▶ _Problem to work on_: Look for the word "James" in each line and report the count of matching lines, with nothing added.

▶ _Supplied data_:
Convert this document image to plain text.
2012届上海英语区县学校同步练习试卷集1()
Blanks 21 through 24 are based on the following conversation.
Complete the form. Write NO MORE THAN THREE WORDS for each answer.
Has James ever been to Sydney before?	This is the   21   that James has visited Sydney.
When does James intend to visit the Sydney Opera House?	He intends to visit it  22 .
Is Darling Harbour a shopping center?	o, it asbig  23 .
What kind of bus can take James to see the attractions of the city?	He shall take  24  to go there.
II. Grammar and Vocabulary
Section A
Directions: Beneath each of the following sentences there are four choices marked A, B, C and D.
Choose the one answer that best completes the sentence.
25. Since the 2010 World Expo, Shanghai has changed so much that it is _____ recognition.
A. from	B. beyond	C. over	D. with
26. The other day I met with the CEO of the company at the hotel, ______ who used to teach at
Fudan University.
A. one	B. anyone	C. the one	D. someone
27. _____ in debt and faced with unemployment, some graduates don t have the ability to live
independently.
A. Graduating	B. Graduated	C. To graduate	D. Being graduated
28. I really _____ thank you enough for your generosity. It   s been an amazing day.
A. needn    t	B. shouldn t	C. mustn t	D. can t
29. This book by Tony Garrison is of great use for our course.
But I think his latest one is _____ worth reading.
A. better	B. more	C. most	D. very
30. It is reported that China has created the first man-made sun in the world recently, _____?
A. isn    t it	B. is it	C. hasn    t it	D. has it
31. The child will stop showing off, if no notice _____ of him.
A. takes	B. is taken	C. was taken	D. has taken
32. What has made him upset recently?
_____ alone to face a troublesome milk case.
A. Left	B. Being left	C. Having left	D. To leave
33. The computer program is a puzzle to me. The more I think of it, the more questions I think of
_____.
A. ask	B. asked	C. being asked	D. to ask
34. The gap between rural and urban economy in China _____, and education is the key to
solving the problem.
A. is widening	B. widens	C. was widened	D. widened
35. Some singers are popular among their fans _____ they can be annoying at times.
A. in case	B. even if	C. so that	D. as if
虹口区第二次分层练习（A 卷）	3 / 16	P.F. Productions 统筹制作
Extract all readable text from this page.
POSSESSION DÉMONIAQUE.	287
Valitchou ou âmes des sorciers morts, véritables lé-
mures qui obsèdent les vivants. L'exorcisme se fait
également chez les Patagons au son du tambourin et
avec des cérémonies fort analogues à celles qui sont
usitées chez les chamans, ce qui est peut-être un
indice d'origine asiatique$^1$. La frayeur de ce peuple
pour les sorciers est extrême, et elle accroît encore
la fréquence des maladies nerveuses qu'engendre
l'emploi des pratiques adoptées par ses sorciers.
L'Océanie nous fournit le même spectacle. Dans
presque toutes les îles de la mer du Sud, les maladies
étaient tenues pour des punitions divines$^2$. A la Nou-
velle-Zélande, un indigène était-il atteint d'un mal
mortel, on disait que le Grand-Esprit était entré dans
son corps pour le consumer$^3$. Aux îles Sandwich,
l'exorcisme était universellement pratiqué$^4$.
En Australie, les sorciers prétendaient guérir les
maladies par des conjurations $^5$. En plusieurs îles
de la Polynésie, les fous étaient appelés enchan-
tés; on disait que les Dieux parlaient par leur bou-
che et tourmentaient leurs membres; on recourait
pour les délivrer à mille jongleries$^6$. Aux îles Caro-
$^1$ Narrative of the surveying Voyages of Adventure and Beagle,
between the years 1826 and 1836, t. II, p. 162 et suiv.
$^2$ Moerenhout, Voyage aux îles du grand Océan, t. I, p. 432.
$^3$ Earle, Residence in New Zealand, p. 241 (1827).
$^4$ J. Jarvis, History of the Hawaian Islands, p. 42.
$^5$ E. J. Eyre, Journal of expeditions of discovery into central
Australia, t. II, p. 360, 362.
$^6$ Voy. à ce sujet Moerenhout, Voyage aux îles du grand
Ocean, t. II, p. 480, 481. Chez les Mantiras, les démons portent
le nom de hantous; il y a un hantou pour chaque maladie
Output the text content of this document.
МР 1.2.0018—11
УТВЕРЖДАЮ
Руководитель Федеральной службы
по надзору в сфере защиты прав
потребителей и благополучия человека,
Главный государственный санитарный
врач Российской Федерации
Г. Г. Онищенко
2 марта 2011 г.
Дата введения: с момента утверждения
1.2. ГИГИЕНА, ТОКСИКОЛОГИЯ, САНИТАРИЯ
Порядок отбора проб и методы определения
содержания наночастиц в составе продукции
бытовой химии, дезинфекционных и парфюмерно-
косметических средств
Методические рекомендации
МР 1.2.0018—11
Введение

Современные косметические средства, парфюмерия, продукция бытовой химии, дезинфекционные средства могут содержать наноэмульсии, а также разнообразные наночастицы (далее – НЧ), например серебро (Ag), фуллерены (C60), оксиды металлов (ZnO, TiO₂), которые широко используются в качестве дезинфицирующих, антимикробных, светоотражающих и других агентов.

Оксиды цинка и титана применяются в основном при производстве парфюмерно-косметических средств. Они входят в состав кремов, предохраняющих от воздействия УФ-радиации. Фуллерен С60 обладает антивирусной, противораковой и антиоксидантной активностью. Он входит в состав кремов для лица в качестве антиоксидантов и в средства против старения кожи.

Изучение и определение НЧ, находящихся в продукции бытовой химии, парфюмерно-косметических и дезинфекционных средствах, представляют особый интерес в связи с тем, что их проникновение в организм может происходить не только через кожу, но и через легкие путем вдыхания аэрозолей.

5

▶ _Correct output_: 3